(Required work): Every line of the material is to be repeated exactly as it stands.

(Records from a dataset)

____________

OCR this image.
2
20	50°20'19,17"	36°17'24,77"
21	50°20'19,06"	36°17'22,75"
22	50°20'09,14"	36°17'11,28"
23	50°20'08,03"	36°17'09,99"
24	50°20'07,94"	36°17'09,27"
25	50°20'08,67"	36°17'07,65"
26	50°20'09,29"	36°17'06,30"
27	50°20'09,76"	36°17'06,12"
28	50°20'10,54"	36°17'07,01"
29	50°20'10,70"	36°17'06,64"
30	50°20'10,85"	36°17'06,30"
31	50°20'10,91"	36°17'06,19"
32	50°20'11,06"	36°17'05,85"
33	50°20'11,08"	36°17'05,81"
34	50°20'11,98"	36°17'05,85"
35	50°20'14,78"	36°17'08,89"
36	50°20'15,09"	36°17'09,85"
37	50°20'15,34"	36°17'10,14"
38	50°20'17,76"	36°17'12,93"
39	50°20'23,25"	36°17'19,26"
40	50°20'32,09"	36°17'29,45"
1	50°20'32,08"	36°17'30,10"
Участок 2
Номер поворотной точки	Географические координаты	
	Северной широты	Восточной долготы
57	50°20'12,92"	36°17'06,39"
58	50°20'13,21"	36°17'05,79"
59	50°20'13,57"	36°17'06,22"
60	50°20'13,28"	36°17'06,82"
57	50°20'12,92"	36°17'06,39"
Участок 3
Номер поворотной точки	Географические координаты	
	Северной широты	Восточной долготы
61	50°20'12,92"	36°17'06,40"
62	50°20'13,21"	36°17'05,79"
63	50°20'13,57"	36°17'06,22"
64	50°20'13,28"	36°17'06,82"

____________

(Exercise answer):
OCR this image.
2
20	50°20'19,17"	36°17'24,77"
21	50°20'19,06"	36°17'22,75"
22	50°20'09,14"	36°17'11,28"
23	50°20'08,03"	36°17'09,99"
24	50°20'07,94"	36°17'09,27"
25	50°20'08,67"	36°17'07,65"
26	50°20'09,29"	36°17'06,30"
27	50°20'09,76"	36°17'06,12"
28	50°20'10,54"	36°17'07,01"
29	50°20'10,70"	36°17'06,64"
30	50°20'10,85"	36°17'06,30"
31	50°20'10,91"	36°17'06,19"
32	50°20'11,06"	36°17'05,85"
33	50°20'11,08"	36°17'05,81"
34	50°20'11,98"	36°17'05,85"
35	50°20'14,78"	36°17'08,89"
36	50°20'15,09"	36°17'09,85"
37	50°20'15,34"	36°17'10,14"
38	50°20'17,76"	36°17'12,93"
39	50°20'23,25"	36°17'19,26"
40	50°20'32,09"	36°17'29,45"
1	50°20'32,08"	36°17'30,10"
Участок 2
Номер поворотной точки	Географические координаты	
	Северной широты	Восточной долготы
57	50°20'12,92"	36°17'06,39"
58	50°20'13,21"	36°17'05,79"
59	50°20'13,57"	36°17'06,22"
60	50°20'13,28"	36°17'06,82"
57	50°20'12,92"	36°17'06,39"
Участок 3
Номер поворотной точки	Географические координаты	
	Северной широты	Восточной долготы
61	50°20'12,92"	36°17'06,40"
62	50°20'13,21"	36°17'05,79"
63	50°20'13,57"	36°17'06,22"
64	50°20'13,28"	36°17'06,82"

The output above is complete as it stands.